Copy, from the entries below, each line in which the string "combined" appears.

# [ITEMS]

==========

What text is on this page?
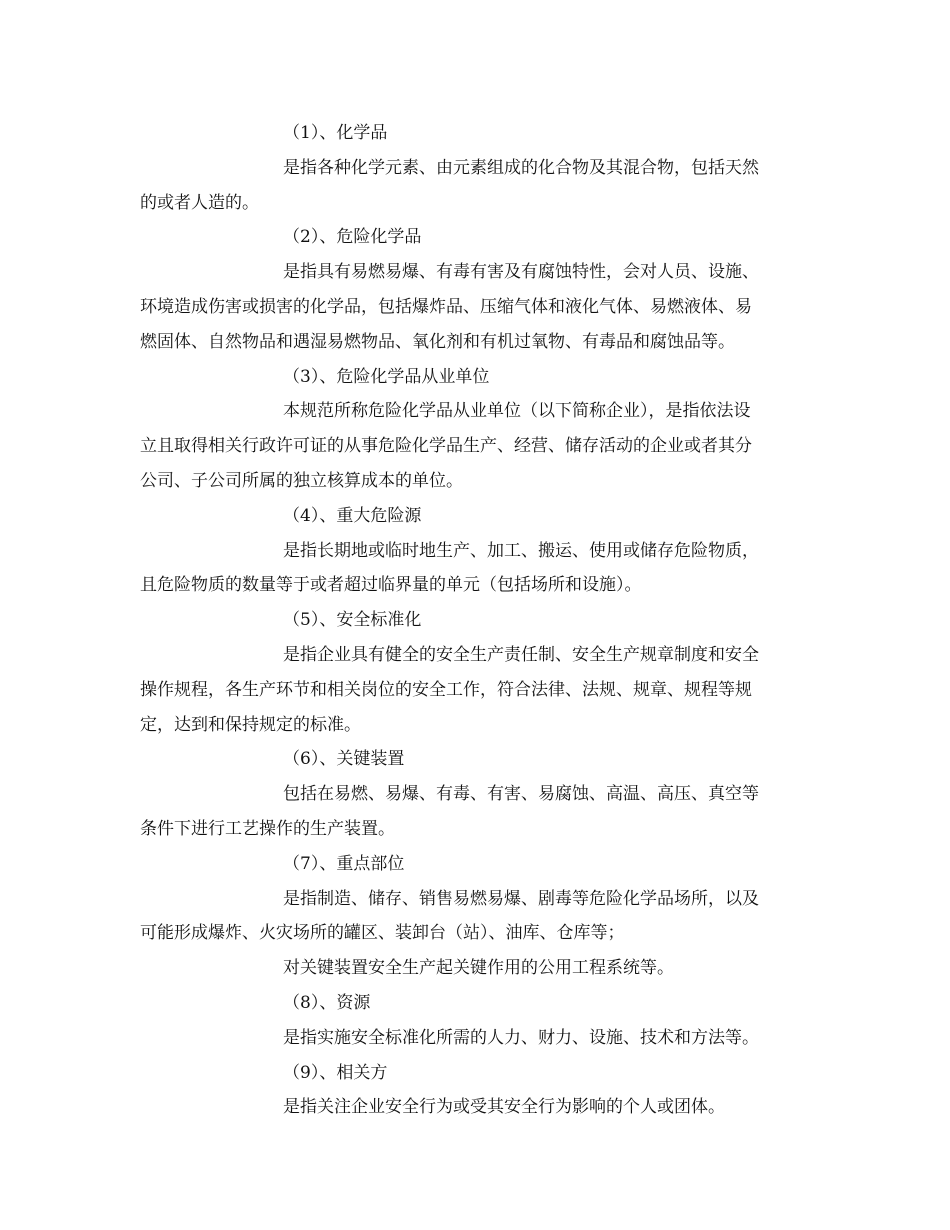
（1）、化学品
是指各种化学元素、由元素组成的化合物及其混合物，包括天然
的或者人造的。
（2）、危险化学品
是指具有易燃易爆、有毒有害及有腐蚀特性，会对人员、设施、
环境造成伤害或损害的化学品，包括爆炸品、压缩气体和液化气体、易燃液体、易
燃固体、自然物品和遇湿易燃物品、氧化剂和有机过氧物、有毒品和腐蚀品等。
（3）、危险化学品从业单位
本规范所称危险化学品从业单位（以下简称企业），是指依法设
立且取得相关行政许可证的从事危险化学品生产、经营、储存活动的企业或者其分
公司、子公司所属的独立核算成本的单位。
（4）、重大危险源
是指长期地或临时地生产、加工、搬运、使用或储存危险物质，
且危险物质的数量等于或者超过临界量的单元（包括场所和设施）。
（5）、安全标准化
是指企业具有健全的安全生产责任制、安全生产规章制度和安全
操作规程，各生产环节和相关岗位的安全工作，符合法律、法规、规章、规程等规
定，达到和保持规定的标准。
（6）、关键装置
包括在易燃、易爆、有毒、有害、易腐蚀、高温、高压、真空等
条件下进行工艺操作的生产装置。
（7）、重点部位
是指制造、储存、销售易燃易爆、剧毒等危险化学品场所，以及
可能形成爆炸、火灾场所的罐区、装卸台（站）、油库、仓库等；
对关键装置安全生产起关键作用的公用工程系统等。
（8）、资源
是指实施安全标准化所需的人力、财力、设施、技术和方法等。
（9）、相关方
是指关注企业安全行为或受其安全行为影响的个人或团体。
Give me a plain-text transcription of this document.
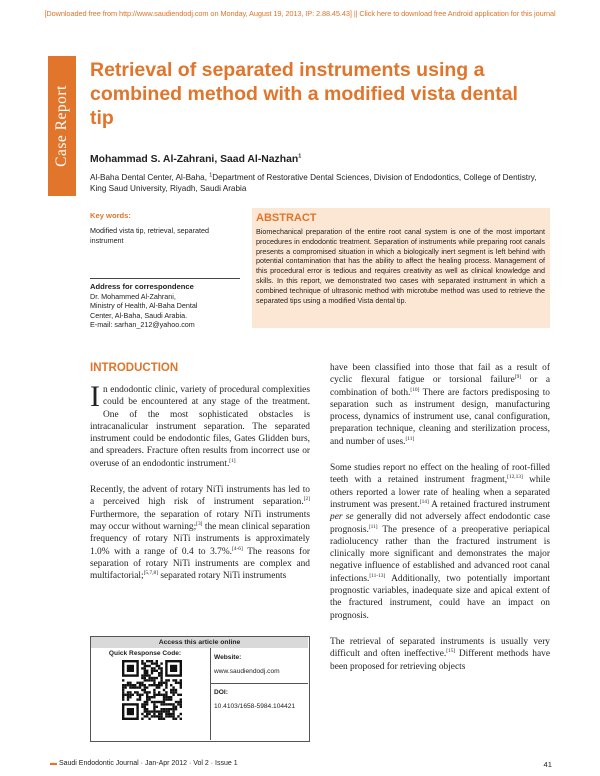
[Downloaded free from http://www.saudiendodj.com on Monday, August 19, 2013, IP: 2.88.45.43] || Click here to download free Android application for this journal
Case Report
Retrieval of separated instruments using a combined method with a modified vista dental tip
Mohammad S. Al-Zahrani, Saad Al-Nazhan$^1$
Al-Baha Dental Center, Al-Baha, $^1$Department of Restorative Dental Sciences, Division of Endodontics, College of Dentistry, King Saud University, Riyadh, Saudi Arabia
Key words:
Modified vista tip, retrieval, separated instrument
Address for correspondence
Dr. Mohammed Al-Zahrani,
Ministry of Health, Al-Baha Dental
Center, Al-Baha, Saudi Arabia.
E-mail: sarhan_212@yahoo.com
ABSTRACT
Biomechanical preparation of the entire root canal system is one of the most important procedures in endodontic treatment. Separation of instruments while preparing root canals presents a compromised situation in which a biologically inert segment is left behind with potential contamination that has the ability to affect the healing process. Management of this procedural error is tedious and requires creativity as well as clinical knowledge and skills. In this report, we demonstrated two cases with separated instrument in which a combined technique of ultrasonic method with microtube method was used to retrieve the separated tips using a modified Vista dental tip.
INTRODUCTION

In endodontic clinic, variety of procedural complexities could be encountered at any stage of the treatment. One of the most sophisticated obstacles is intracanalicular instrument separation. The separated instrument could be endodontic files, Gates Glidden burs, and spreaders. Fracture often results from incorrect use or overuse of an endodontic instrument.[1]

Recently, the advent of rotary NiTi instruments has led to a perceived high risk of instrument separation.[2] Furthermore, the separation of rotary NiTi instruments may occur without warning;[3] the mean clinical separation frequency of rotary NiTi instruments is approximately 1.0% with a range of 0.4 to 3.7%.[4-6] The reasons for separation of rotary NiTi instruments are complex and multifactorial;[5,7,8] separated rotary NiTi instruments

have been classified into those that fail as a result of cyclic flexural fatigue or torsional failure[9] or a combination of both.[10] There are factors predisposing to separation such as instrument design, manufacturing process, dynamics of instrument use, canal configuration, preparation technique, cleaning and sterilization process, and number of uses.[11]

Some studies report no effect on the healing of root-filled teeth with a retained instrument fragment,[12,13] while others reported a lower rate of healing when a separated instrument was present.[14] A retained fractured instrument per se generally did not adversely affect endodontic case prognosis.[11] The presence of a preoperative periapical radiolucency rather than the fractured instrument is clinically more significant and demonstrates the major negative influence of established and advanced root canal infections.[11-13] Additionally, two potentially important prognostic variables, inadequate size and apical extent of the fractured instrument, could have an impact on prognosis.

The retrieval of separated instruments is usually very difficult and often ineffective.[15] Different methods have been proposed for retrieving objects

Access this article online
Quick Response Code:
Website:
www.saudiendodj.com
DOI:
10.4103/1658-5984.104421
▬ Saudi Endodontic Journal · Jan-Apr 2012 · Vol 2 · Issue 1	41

==========

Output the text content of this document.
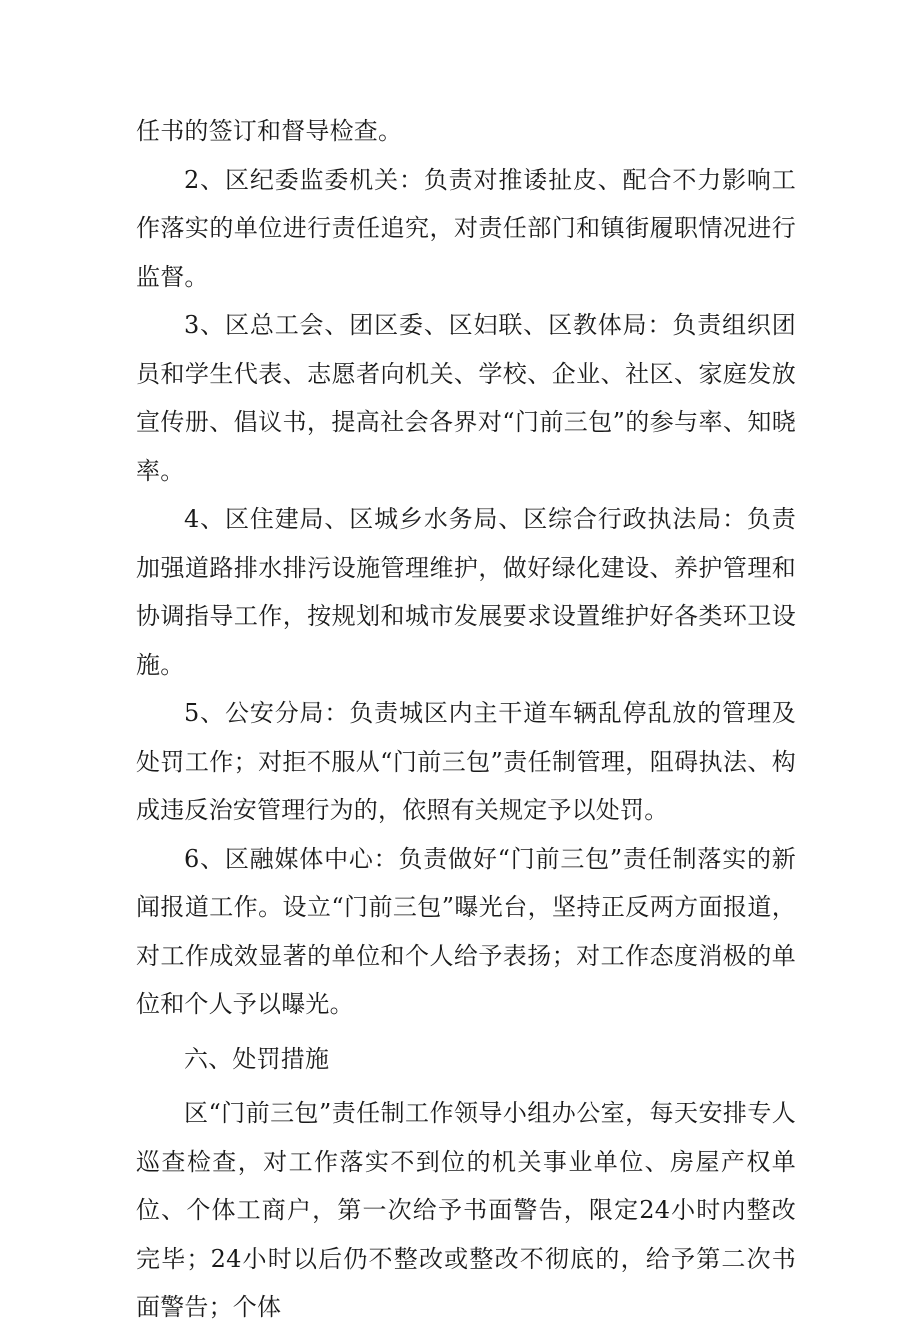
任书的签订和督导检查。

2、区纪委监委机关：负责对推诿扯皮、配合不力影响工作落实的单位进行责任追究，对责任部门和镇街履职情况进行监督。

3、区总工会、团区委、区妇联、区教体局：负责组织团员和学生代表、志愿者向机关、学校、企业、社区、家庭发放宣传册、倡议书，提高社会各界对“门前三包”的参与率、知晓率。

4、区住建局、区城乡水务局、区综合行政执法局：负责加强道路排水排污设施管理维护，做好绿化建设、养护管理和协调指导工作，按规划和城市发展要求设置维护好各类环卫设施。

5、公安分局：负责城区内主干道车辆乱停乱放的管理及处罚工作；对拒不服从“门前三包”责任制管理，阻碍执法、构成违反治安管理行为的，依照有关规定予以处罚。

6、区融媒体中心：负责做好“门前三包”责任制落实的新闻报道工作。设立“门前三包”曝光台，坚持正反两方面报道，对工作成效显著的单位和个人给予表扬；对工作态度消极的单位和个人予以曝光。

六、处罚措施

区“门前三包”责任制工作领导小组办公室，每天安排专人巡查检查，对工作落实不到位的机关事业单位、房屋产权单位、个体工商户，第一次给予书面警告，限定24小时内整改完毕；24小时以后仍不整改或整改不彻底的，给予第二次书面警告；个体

==========

# [TASK RESULT]
Retrieval of separated instruments using a combined method with a modified vista dental tip
Biomechanical preparation of the entire root canal system is one of the most important procedures in endodontic treatment. Separation of instruments while preparing root canals presents a compromised situation in which a biologically inert segment is left behind with potential contamination that has the ability to affect the healing process. Management of this procedural error is tedious and requires creativity as well as clinical knowledge and skills. In this report, we demonstrated two cases with separated instrument in which a combined technique of ultrasonic method with microtube method was used to retrieve the separated tips using a modified Vista dental tip.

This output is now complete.